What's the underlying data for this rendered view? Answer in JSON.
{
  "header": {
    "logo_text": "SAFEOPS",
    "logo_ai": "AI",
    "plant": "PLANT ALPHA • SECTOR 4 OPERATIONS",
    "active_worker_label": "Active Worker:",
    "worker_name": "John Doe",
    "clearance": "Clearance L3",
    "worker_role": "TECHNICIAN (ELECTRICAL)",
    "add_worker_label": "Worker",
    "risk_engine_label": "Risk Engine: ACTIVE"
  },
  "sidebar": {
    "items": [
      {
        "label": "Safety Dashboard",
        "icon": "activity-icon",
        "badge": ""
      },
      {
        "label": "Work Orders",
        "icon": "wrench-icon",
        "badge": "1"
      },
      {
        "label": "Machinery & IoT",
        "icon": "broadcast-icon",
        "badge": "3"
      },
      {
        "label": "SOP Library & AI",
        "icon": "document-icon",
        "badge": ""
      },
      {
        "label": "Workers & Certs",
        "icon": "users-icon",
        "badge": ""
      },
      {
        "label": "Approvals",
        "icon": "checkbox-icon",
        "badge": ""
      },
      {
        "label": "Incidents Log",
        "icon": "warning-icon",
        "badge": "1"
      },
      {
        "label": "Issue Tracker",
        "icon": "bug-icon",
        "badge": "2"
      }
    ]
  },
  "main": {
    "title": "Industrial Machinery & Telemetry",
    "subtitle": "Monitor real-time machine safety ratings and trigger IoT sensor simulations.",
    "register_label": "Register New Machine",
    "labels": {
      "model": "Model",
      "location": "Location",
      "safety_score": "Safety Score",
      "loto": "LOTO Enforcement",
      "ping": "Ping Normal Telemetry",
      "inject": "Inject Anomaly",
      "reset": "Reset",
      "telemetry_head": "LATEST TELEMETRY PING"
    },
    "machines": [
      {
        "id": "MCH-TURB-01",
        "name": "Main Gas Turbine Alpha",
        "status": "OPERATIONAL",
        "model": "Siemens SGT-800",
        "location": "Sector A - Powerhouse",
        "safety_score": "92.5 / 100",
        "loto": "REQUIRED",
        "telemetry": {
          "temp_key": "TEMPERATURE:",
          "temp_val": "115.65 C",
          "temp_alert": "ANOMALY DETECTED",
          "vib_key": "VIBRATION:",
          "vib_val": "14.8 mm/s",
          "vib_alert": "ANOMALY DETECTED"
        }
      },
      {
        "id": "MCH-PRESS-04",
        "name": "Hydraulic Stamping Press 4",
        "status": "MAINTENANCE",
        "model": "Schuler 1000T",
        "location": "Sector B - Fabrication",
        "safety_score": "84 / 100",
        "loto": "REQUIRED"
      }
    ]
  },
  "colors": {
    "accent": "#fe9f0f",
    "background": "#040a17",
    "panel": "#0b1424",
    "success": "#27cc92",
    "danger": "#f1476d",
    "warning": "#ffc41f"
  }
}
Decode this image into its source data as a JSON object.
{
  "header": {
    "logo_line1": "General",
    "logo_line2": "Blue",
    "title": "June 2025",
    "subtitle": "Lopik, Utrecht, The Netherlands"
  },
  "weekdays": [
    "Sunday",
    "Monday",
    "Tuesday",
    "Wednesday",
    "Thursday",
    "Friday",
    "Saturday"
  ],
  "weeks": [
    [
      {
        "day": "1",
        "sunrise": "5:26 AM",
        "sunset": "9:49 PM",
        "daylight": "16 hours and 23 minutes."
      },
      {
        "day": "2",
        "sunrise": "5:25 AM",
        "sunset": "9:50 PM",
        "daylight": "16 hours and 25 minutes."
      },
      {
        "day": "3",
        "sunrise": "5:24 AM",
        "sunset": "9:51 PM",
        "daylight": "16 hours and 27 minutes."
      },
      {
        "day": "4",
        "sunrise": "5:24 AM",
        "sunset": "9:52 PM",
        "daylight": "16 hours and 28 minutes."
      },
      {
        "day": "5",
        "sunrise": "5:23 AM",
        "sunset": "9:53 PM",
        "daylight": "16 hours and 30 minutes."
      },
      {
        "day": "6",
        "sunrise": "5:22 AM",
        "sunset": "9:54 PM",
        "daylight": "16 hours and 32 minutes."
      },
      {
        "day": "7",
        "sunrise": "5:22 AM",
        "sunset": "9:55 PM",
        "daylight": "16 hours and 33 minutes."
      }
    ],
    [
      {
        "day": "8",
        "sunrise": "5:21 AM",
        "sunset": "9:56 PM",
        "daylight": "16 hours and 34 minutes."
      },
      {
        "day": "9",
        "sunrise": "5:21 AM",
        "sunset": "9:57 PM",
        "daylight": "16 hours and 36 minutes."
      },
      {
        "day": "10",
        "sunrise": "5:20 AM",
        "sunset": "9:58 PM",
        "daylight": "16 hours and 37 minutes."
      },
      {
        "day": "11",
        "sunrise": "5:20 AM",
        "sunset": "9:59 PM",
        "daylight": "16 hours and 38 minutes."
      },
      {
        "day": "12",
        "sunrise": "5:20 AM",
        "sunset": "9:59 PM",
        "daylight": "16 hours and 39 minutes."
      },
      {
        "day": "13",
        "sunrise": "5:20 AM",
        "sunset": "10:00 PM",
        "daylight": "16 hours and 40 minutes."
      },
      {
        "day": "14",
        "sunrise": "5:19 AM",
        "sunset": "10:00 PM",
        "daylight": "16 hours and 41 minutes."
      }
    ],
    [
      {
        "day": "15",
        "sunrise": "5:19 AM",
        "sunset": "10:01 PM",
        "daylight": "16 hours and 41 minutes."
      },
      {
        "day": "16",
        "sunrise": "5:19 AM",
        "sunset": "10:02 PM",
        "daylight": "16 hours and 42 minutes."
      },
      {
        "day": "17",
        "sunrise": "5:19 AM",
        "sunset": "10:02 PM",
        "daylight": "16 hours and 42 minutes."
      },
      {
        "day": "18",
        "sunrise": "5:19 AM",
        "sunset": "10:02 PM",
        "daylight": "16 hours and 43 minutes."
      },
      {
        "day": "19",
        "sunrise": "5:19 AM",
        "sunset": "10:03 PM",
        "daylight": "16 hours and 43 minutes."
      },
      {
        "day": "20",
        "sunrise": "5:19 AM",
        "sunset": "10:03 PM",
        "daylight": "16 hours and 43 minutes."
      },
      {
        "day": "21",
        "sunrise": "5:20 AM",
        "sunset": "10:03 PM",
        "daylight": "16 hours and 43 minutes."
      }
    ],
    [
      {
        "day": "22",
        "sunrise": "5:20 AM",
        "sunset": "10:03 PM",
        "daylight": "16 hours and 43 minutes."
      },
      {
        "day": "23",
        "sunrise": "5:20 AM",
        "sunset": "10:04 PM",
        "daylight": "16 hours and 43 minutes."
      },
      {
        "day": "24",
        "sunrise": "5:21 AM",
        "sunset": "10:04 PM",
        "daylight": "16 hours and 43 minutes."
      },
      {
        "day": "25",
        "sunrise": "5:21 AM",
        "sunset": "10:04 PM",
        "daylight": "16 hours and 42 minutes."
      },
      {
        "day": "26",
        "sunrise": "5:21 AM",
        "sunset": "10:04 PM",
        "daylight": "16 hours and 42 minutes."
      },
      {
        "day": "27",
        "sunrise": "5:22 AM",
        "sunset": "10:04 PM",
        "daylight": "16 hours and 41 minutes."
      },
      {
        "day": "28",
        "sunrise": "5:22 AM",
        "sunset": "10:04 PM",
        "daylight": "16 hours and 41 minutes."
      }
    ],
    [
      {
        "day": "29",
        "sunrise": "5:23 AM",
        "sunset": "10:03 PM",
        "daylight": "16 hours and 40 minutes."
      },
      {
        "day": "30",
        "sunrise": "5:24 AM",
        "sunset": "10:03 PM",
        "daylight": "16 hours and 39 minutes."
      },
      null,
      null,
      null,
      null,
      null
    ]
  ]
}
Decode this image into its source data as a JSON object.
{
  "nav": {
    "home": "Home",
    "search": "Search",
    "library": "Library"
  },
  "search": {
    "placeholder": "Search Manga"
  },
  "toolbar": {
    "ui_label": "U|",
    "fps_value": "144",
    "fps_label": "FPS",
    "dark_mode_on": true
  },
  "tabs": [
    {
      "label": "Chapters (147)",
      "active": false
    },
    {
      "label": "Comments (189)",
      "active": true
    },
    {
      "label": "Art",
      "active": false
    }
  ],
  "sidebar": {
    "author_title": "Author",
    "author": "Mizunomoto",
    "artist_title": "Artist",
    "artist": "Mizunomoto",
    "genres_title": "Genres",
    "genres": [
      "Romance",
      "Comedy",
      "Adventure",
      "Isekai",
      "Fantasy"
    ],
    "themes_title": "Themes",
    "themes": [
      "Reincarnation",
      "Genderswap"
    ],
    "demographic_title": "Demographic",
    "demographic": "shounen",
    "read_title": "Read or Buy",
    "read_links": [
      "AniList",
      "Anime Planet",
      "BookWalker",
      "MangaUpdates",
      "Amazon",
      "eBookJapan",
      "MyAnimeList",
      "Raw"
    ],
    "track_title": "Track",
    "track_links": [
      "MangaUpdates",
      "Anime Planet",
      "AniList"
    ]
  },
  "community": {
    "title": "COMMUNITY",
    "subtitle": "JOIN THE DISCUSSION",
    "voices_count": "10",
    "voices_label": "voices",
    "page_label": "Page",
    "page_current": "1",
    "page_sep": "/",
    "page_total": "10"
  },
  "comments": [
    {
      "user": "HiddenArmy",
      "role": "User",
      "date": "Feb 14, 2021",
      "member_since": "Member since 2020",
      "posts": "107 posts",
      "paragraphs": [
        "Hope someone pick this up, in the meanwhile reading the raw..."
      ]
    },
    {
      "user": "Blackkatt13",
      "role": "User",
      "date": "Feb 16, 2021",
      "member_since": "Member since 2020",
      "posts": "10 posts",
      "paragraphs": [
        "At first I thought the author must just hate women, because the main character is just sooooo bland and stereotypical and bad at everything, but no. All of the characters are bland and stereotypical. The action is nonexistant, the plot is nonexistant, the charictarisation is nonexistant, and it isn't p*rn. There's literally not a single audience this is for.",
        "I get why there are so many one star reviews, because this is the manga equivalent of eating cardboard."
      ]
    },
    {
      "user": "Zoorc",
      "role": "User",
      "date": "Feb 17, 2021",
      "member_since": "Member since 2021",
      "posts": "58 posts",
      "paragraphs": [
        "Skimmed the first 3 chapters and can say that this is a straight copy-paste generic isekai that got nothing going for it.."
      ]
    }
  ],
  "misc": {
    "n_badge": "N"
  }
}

════

## GIVEN REQUEST
Pull out all lines from the listing that contain the string "location".

## THE RESPONSE
      "location": "Location",
        "location": "Sector A - Powerhouse",
        "location": "Sector B - Fabrication",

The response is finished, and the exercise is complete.